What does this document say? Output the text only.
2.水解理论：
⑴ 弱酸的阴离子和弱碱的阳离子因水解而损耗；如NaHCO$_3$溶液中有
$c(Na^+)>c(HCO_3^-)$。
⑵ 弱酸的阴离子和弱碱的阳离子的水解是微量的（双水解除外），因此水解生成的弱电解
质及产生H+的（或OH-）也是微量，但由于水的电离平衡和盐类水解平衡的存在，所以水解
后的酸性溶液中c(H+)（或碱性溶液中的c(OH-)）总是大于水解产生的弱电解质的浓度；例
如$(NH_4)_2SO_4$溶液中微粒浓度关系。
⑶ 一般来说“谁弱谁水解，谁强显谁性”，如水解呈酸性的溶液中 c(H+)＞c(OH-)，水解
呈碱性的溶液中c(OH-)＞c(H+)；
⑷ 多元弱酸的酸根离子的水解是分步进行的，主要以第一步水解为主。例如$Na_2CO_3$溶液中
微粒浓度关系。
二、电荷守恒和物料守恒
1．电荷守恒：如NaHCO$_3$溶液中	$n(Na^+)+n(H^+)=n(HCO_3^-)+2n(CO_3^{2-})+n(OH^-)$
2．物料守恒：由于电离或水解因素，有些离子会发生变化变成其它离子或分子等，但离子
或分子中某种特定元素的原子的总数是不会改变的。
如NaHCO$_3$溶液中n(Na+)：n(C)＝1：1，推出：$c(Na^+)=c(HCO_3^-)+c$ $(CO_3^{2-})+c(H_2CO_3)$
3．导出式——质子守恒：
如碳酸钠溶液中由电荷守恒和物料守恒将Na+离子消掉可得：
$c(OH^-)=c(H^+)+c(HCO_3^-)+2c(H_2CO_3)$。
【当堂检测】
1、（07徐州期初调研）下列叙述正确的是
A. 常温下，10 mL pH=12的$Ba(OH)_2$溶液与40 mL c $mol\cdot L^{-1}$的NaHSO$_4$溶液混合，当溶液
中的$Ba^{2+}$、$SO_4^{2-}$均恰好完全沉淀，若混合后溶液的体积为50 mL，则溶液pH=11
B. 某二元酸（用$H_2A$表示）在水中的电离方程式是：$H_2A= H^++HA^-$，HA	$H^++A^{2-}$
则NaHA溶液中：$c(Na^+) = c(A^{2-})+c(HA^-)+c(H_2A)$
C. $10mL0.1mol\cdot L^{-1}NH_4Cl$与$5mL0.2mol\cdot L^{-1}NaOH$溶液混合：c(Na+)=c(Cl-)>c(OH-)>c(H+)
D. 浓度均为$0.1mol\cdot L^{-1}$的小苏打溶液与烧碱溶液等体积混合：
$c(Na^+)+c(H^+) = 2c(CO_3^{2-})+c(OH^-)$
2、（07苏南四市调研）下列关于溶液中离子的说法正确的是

---------------

» THE TASK:
All of the lines above must be returned exactly.

» ANSWER BELOW:
What does this document say? Output the text only.
2.水解理论：
⑴ 弱酸的阴离子和弱碱的阳离子因水解而损耗；如NaHCO$_3$溶液中有
$c(Na^+)>c(HCO_3^-)$。
⑵ 弱酸的阴离子和弱碱的阳离子的水解是微量的（双水解除外），因此水解生成的弱电解
质及产生H+的（或OH-）也是微量，但由于水的电离平衡和盐类水解平衡的存在，所以水解
后的酸性溶液中c(H+)（或碱性溶液中的c(OH-)）总是大于水解产生的弱电解质的浓度；例
如$(NH_4)_2SO_4$溶液中微粒浓度关系。
⑶ 一般来说“谁弱谁水解，谁强显谁性”，如水解呈酸性的溶液中 c(H+)＞c(OH-)，水解
呈碱性的溶液中c(OH-)＞c(H+)；
⑷ 多元弱酸的酸根离子的水解是分步进行的，主要以第一步水解为主。例如$Na_2CO_3$溶液中
微粒浓度关系。
二、电荷守恒和物料守恒
1．电荷守恒：如NaHCO$_3$溶液中	$n(Na^+)+n(H^+)=n(HCO_3^-)+2n(CO_3^{2-})+n(OH^-)$
2．物料守恒：由于电离或水解因素，有些离子会发生变化变成其它离子或分子等，但离子
或分子中某种特定元素的原子的总数是不会改变的。
如NaHCO$_3$溶液中n(Na+)：n(C)＝1：1，推出：$c(Na^+)=c(HCO_3^-)+c$ $(CO_3^{2-})+c(H_2CO_3)$
3．导出式——质子守恒：
如碳酸钠溶液中由电荷守恒和物料守恒将Na+离子消掉可得：
$c(OH^-)=c(H^+)+c(HCO_3^-)+2c(H_2CO_3)$。
【当堂检测】
1、（07徐州期初调研）下列叙述正确的是
A. 常温下，10 mL pH=12的$Ba(OH)_2$溶液与40 mL c $mol\cdot L^{-1}$的NaHSO$_4$溶液混合，当溶液
中的$Ba^{2+}$、$SO_4^{2-}$均恰好完全沉淀，若混合后溶液的体积为50 mL，则溶液pH=11
B. 某二元酸（用$H_2A$表示）在水中的电离方程式是：$H_2A= H^++HA^-$，HA	$H^++A^{2-}$
则NaHA溶液中：$c(Na^+) = c(A^{2-})+c(HA^-)+c(H_2A)$
C. $10mL0.1mol\cdot L^{-1}NH_4Cl$与$5mL0.2mol\cdot L^{-1}NaOH$溶液混合：c(Na+)=c(Cl-)>c(OH-)>c(H+)
D. 浓度均为$0.1mol\cdot L^{-1}$的小苏打溶液与烧碱溶液等体积混合：
$c(Na^+)+c(H^+) = 2c(CO_3^{2-})+c(OH^-)$
2、（07苏南四市调研）下列关于溶液中离子的说法正确的是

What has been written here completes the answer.